DATA TO USE:
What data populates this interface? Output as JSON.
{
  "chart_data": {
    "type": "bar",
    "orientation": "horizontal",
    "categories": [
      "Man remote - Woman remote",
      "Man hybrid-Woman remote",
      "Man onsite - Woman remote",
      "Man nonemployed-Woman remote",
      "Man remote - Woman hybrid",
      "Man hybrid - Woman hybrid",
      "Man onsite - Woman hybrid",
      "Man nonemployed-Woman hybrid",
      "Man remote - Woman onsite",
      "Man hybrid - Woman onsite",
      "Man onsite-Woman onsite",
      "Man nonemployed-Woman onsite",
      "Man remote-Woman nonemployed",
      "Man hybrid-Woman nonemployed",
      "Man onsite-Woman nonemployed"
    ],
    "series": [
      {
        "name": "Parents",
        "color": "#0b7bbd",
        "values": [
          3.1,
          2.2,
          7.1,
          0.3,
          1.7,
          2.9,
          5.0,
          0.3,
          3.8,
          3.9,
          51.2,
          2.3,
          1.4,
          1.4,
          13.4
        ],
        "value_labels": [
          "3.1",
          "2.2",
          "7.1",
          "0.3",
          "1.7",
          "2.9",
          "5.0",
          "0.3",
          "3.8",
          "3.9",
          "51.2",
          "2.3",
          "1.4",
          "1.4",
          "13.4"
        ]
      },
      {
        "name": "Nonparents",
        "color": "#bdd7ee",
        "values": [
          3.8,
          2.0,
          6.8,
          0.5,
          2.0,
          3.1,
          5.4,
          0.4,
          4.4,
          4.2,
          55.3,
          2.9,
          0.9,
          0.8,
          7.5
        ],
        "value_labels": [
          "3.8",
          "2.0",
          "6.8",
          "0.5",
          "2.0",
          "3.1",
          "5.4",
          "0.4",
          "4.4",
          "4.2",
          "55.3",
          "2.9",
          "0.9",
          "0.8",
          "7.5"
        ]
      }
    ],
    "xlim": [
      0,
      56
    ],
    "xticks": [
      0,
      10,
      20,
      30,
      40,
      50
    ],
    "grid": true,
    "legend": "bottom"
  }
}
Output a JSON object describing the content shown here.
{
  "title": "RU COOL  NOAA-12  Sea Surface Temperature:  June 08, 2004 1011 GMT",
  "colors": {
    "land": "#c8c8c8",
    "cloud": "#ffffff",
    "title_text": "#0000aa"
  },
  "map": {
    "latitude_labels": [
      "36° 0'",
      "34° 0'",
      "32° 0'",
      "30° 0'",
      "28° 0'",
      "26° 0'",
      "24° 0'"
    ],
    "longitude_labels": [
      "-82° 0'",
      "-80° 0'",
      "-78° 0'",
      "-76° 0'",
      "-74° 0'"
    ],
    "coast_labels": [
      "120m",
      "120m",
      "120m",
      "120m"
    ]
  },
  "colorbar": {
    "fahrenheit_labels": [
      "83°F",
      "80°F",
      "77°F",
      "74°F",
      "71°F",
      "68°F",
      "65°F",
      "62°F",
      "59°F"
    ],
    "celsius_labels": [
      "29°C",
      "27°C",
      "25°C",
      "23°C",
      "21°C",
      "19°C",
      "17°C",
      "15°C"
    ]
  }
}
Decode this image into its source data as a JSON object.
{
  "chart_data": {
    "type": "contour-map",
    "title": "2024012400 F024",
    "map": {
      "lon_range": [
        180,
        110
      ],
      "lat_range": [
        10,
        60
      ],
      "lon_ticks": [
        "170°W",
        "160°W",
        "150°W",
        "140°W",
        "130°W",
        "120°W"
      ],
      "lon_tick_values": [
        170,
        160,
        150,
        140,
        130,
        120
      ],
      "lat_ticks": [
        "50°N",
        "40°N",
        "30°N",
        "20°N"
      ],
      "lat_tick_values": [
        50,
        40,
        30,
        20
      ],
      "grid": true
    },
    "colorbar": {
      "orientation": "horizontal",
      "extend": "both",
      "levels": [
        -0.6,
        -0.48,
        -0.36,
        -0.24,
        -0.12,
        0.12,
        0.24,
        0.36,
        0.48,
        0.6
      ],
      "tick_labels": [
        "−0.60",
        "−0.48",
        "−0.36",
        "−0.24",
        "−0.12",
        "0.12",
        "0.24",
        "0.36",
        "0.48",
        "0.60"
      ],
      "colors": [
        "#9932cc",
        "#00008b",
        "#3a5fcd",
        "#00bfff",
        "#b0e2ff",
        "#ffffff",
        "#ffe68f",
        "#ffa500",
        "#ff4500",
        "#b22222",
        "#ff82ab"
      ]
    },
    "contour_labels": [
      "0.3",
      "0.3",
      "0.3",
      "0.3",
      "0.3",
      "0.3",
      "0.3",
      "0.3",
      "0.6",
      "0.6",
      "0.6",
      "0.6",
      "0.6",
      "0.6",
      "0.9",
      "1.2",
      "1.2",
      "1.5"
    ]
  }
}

SET PROBLEM:
Repeat back the data above, exact to the last character.

ANSWER FOR THE TASK:
What data populates this interface? Output as JSON.
{
  "chart_data": {
    "type": "bar",
    "orientation": "horizontal",
    "categories": [
      "Man remote - Woman remote",
      "Man hybrid-Woman remote",
      "Man onsite - Woman remote",
      "Man nonemployed-Woman remote",
      "Man remote - Woman hybrid",
      "Man hybrid - Woman hybrid",
      "Man onsite - Woman hybrid",
      "Man nonemployed-Woman hybrid",
      "Man remote - Woman onsite",
      "Man hybrid - Woman onsite",
      "Man onsite-Woman onsite",
      "Man nonemployed-Woman onsite",
      "Man remote-Woman nonemployed",
      "Man hybrid-Woman nonemployed",
      "Man onsite-Woman nonemployed"
    ],
    "series": [
      {
        "name": "Parents",
        "color": "#0b7bbd",
        "values": [
          3.1,
          2.2,
          7.1,
          0.3,
          1.7,
          2.9,
          5.0,
          0.3,
          3.8,
          3.9,
          51.2,
          2.3,
          1.4,
          1.4,
          13.4
        ],
        "value_labels": [
          "3.1",
          "2.2",
          "7.1",
          "0.3",
          "1.7",
          "2.9",
          "5.0",
          "0.3",
          "3.8",
          "3.9",
          "51.2",
          "2.3",
          "1.4",
          "1.4",
          "13.4"
        ]
      },
      {
        "name": "Nonparents",
        "color": "#bdd7ee",
        "values": [
          3.8,
          2.0,
          6.8,
          0.5,
          2.0,
          3.1,
          5.4,
          0.4,
          4.4,
          4.2,
          55.3,
          2.9,
          0.9,
          0.8,
          7.5
        ],
        "value_labels": [
          "3.8",
          "2.0",
          "6.8",
          "0.5",
          "2.0",
          "3.1",
          "5.4",
          "0.4",
          "4.4",
          "4.2",
          "55.3",
          "2.9",
          "0.9",
          "0.8",
          "7.5"
        ]
      }
    ],
    "xlim": [
      0,
      56
    ],
    "xticks": [
      0,
      10,
      20,
      30,
      40,
      50
    ],
    "grid": true,
    "legend": "bottom"
  }
}
Output a JSON object describing the content shown here.
{
  "title": "RU COOL  NOAA-12  Sea Surface Temperature:  June 08, 2004 1011 GMT",
  "colors": {
    "land": "#c8c8c8",
    "cloud": "#ffffff",
    "title_text": "#0000aa"
  },
  "map": {
    "latitude_labels": [
      "36° 0'",
      "34° 0'",
      "32° 0'",
      "30° 0'",
      "28° 0'",
      "26° 0'",
      "24° 0'"
    ],
    "longitude_labels": [
      "-82° 0'",
      "-80° 0'",
      "-78° 0'",
      "-76° 0'",
      "-74° 0'"
    ],
    "coast_labels": [
      "120m",
      "120m",
      "120m",
      "120m"
    ]
  },
  "colorbar": {
    "fahrenheit_labels": [
      "83°F",
      "80°F",
      "77°F",
      "74°F",
      "71°F",
      "68°F",
      "65°F",
      "62°F",
      "59°F"
    ],
    "celsius_labels": [
      "29°C",
      "27°C",
      "25°C",
      "23°C",
      "21°C",
      "19°C",
      "17°C",
      "15°C"
    ]
  }
}
Decode this image into its source data as a JSON object.
{
  "chart_data": {
    "type": "contour-map",
    "title": "2024012400 F024",
    "map": {
      "lon_range": [
        180,
        110
      ],
      "lat_range": [
        10,
        60
      ],
      "lon_ticks": [
        "170°W",
        "160°W",
        "150°W",
        "140°W",
        "130°W",
        "120°W"
      ],
      "lon_tick_values": [
        170,
        160,
        150,
        140,
        130,
        120
      ],
      "lat_ticks": [
        "50°N",
        "40°N",
        "30°N",
        "20°N"
      ],
      "lat_tick_values": [
        50,
        40,
        30,
        20
      ],
      "grid": true
    },
    "colorbar": {
      "orientation": "horizontal",
      "extend": "both",
      "levels": [
        -0.6,
        -0.48,
        -0.36,
        -0.24,
        -0.12,
        0.12,
        0.24,
        0.36,
        0.48,
        0.6
      ],
      "tick_labels": [
        "−0.60",
        "−0.48",
        "−0.36",
        "−0.24",
        "−0.12",
        "0.12",
        "0.24",
        "0.36",
        "0.48",
        "0.60"
      ],
      "colors": [
        "#9932cc",
        "#00008b",
        "#3a5fcd",
        "#00bfff",
        "#b0e2ff",
        "#ffffff",
        "#ffe68f",
        "#ffa500",
        "#ff4500",
        "#b22222",
        "#ff82ab"
      ]
    },
    "contour_labels": [
      "0.3",
      "0.3",
      "0.3",
      "0.3",
      "0.3",
      "0.3",
      "0.3",
      "0.3",
      "0.6",
      "0.6",
      "0.6",
      "0.6",
      "0.6",
      "0.6",
      "0.9",
      "1.2",
      "1.2",
      "1.5"
    ]
  }
}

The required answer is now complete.